==== Records supplied ====

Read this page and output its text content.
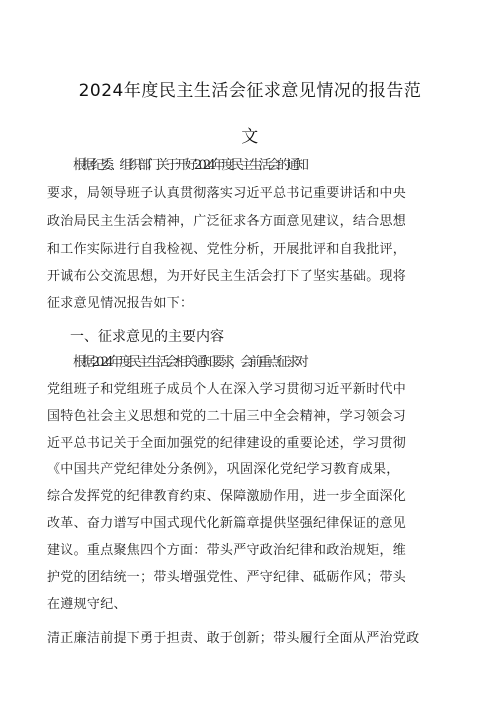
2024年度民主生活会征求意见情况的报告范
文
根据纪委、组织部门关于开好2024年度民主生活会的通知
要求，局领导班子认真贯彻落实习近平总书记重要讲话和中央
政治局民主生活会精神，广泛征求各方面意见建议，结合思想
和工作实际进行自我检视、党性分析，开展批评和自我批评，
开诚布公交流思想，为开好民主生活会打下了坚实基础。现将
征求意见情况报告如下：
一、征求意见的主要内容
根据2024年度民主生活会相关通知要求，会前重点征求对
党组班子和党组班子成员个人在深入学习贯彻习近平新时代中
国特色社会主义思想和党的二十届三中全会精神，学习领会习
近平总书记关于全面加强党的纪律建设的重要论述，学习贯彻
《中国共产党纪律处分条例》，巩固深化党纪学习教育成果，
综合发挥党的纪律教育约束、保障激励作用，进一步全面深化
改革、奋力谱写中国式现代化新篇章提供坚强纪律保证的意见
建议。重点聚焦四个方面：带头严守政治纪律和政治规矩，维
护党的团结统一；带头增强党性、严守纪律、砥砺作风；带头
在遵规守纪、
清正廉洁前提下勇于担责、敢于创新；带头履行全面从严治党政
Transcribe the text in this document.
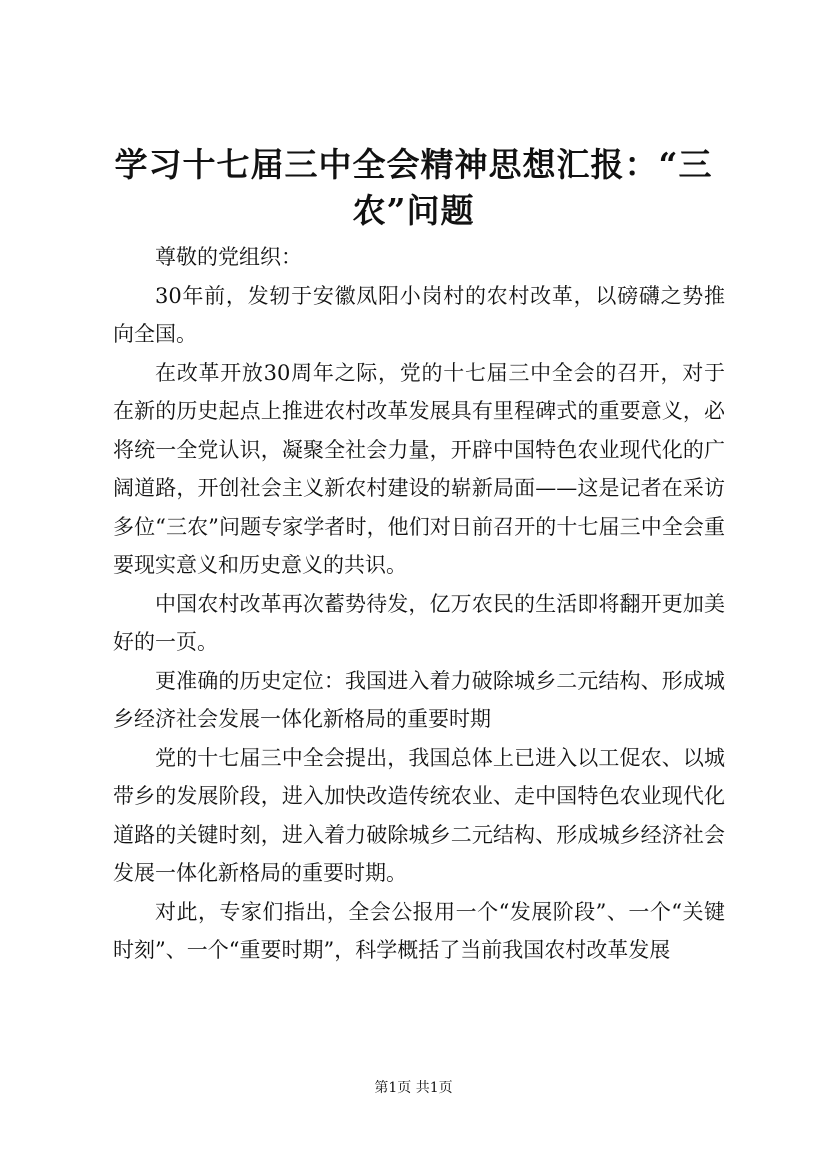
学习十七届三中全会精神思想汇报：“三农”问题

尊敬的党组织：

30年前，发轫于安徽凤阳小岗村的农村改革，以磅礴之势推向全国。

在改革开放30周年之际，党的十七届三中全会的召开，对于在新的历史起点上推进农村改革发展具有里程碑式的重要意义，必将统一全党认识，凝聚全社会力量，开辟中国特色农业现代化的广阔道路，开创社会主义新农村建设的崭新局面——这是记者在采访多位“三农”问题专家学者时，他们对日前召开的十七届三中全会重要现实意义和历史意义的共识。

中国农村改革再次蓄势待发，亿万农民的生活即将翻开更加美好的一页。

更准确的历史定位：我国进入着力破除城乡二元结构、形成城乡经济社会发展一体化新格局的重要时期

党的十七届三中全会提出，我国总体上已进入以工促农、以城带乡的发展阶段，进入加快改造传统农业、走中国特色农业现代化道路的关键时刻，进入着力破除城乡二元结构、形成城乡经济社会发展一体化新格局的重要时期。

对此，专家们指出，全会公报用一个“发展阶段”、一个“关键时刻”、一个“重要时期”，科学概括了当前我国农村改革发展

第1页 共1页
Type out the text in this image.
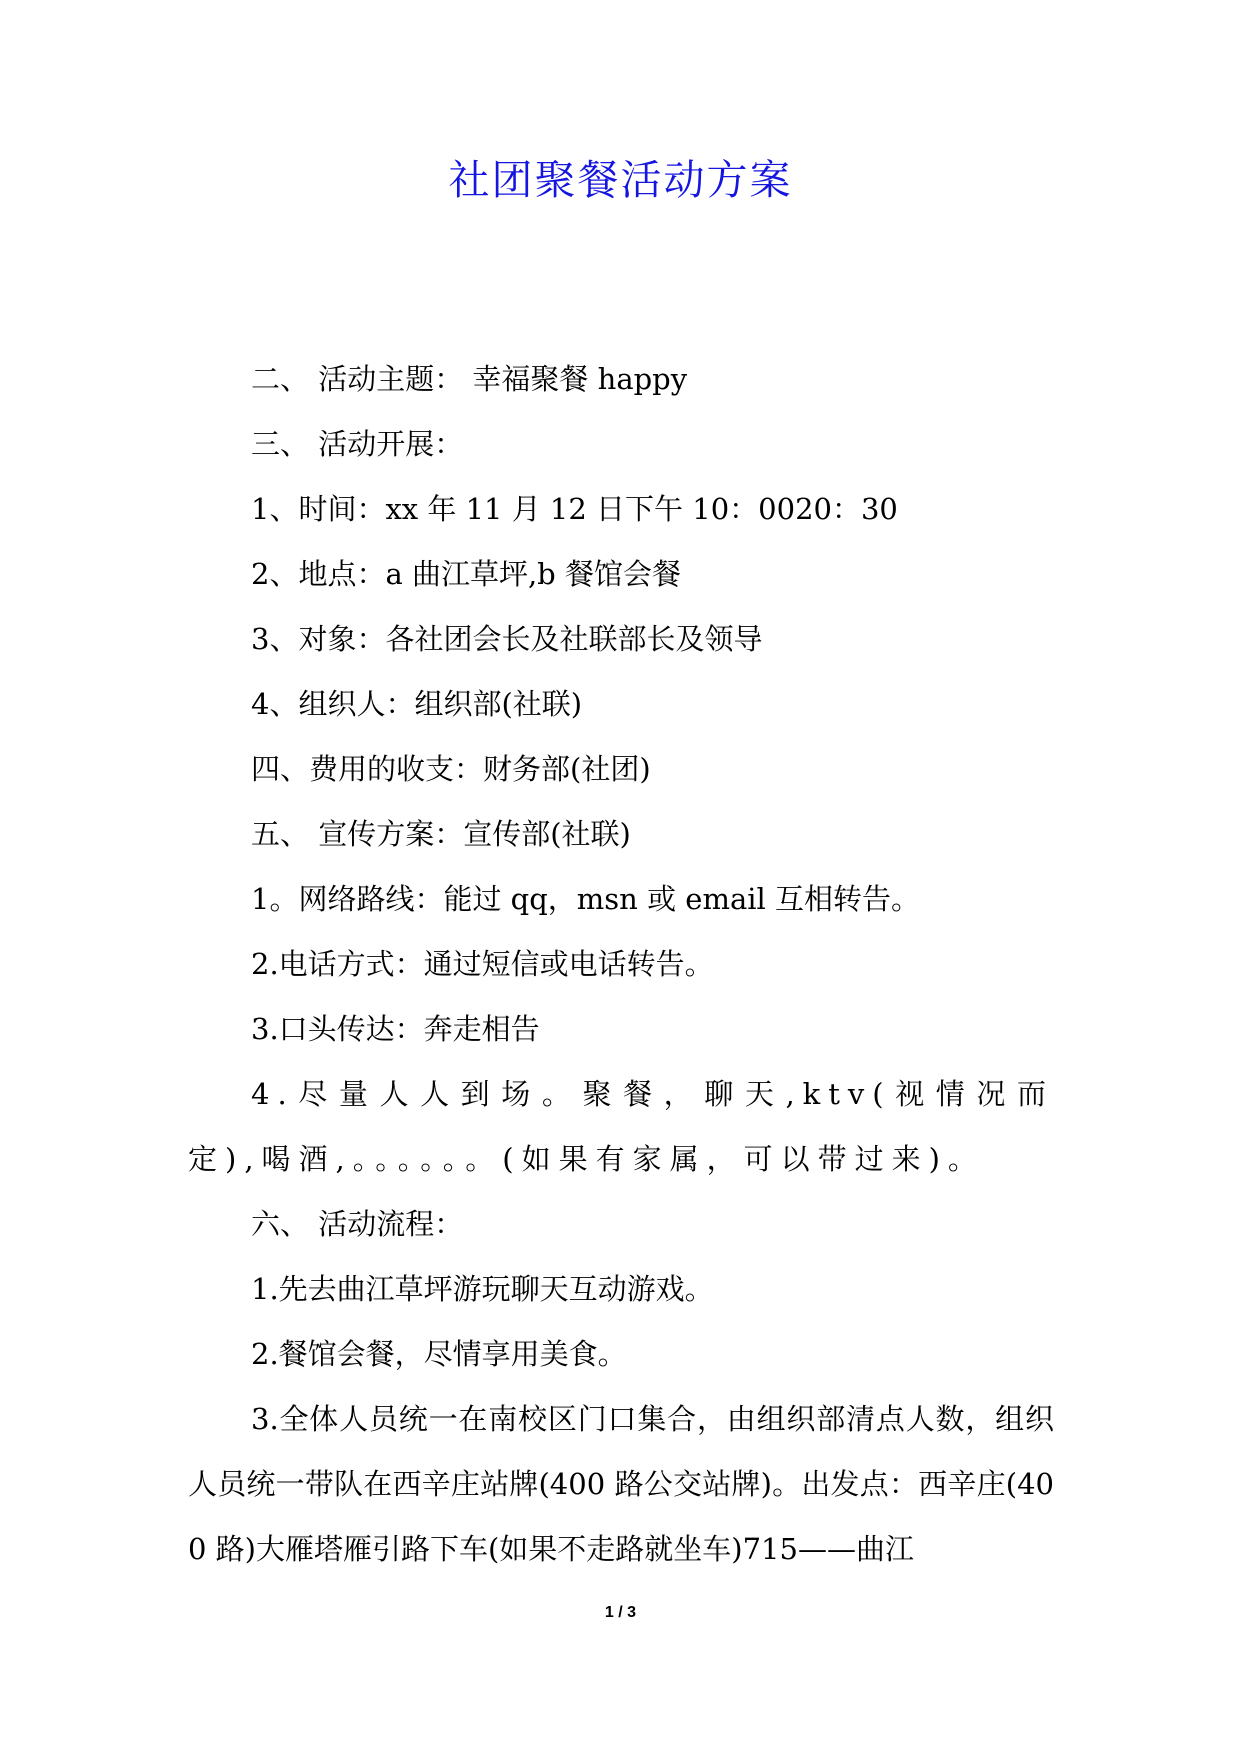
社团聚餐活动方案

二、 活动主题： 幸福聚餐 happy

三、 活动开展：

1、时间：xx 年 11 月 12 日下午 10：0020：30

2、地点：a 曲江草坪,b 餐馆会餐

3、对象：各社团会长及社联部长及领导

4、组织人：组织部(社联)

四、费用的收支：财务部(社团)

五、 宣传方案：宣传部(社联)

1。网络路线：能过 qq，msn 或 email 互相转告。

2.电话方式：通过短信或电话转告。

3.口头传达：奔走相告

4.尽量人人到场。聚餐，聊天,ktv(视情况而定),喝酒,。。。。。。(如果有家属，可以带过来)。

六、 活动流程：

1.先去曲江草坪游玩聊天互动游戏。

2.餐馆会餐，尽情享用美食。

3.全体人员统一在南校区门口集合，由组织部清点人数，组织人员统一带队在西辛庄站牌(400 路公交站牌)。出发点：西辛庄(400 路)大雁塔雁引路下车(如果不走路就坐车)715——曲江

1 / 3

====
==== Records supplied ====

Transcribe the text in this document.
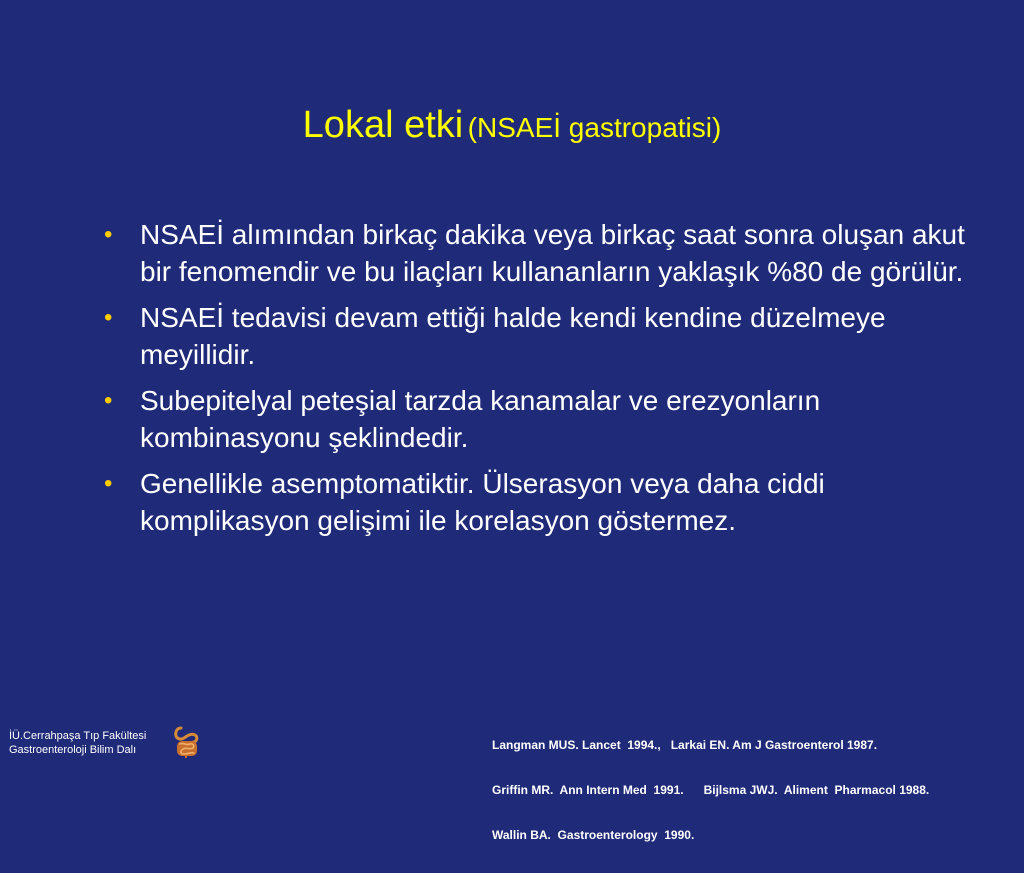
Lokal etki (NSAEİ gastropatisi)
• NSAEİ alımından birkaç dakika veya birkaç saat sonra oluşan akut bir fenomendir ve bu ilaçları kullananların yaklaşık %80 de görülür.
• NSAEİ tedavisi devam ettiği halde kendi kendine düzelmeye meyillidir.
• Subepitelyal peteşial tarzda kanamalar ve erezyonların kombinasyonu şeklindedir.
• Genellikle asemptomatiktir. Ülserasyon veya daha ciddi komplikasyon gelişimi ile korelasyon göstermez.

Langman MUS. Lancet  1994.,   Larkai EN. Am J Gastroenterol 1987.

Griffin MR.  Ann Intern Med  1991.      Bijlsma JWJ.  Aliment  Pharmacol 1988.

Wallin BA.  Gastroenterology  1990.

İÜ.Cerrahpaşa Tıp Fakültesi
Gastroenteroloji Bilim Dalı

====

What you should do: Check each line of the records above for the string "形成城乡经济社会发展一体化新格局的重要时期", and report every line that has it.

Written solution:
更准确的历史定位：我国进入着力破除城乡二元结构、形成城乡经济社会发展一体化新格局的重要时期
党的十七届三中全会提出，我国总体上已进入以工促农、以城带乡的发展阶段，进入加快改造传统农业、走中国特色农业现代化道路的关键时刻，进入着力破除城乡二元结构、形成城乡经济社会发展一体化新格局的重要时期。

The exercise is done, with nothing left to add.